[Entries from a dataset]

══════

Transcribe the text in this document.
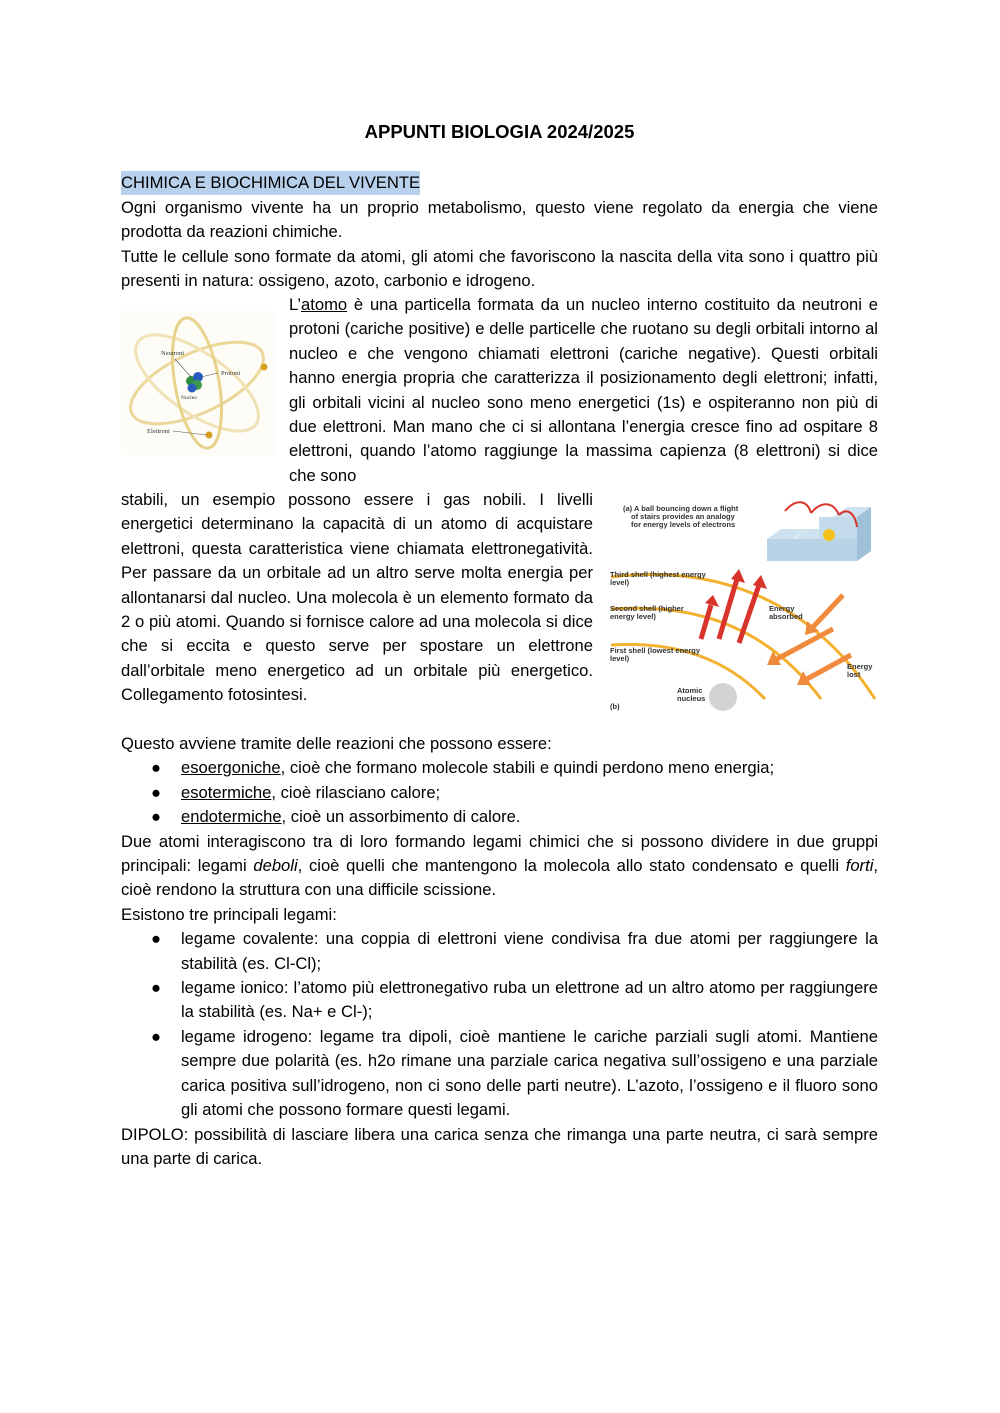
APPUNTI BIOLOGIA 2024/2025
CHIMICA E BIOCHIMICA DEL VIVENTE

Ogni organismo vivente ha un proprio metabolismo, questo viene regolato da energia che viene prodotta da reazioni chimiche.

Tutte le cellule sono formate da atomi, gli atomi che favoriscono la nascita della vita sono i quattro più presenti in natura: ossigeno, azoto, carbonio e idrogeno.

L’atomo è una particella formata da un nucleo interno costituito da neutroni e protoni (cariche positive) e delle particelle che ruotano su degli orbitali intorno al nucleo e che vengono chiamati elettroni (cariche negative). Questi orbitali hanno energia propria che caratterizza il posizionamento degli elettroni; infatti, gli orbitali vicini al nucleo sono meno energetici (1s) e ospiteranno non più di due elettroni. Man mano che ci si allontana l’energia cresce fino ad ospitare 8 elettroni, quando l’atomo raggiunge la massima capienza (8 elettroni) si dice che sono

stabili, un esempio possono essere i gas nobili. I livelli energetici determinano la capacità di un atomo di acquistare elettroni, questa caratteristica viene chiamata elettronegatività. Per passare da un orbitale ad un altro serve molta energia per allontanarsi dal nucleo. Una molecola è un elemento formato da 2 o più atomi. Quando si fornisce calore ad una molecola si dice che si eccita e questo serve per spostare un elettrone dall’orbitale meno energetico ad un orbitale più energetico. Collegamento fotosintesi.

Questo avviene tramite delle reazioni che possono essere:

● esoergoniche, cioè che formano molecole stabili e quindi perdono meno energia;
● esotermiche, cioè rilasciano calore;
● endotermiche, cioè un assorbimento di calore.

Due atomi interagiscono tra di loro formando legami chimici che si possono dividere in due gruppi principali: legami deboli, cioè quelli che mantengono la molecola allo stato condensato e quelli forti, cioè rendono la struttura con una difficile scissione.

Esistono tre principali legami:

● legame covalente: una coppia di elettroni viene condivisa fra due atomi per raggiungere la stabilità (es. Cl-Cl);
● legame ionico: l’atomo più elettronegativo ruba un elettrone ad un altro atomo per raggiungere la stabilità (es. Na+ e Cl-);
● legame idrogeno: legame tra dipoli, cioè mantiene le cariche parziali sugli atomi. Mantiene sempre due polarità (es. h2o rimane una parziale carica negativa sull’ossigeno e una parziale carica positiva sull’idrogeno, non ci sono delle parti neutre). L’azoto, l’ossigeno e il fluoro sono gli atomi che possono formare questi legami.

DIPOLO: possibilità di lasciare libera una carica senza che rimanga una parte neutra, ci sarà sempre una parte di carica.

Neutroni
Protoni
Nucleo
Elettroni
(a) A ball bouncing down a flight of stairs provides an analogy for energy levels of electrons
Third shell (highest energy level)
Second shell (higher energy level)
First shell (lowest energy level)
Energy absorbed
Energy lost
Atomic nucleus
(b)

══════

Given task: In the records above, how many lines include "principali"? Give that number and nothing more.

Full answer: 2